WORK REQUIRED ::
Write out the listing beneath this instruction in its entirety, exactly as it reads.

- - - -

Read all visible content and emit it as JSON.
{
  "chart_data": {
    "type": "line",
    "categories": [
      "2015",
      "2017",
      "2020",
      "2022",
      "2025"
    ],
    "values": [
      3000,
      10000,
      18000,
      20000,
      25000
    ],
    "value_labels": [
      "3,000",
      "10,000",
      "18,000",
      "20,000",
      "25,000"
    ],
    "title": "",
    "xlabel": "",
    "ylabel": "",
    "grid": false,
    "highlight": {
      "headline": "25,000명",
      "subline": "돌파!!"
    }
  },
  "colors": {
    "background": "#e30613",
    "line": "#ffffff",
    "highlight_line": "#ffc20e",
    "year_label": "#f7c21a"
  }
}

- - - -

REPLY ::
Read all visible content and emit it as JSON.
{
  "chart_data": {
    "type": "line",
    "categories": [
      "2015",
      "2017",
      "2020",
      "2022",
      "2025"
    ],
    "values": [
      3000,
      10000,
      18000,
      20000,
      25000
    ],
    "value_labels": [
      "3,000",
      "10,000",
      "18,000",
      "20,000",
      "25,000"
    ],
    "title": "",
    "xlabel": "",
    "ylabel": "",
    "grid": false,
    "highlight": {
      "headline": "25,000명",
      "subline": "돌파!!"
    }
  },
  "colors": {
    "background": "#e30613",
    "line": "#ffffff",
    "highlight_line": "#ffc20e",
    "year_label": "#f7c21a"
  }
}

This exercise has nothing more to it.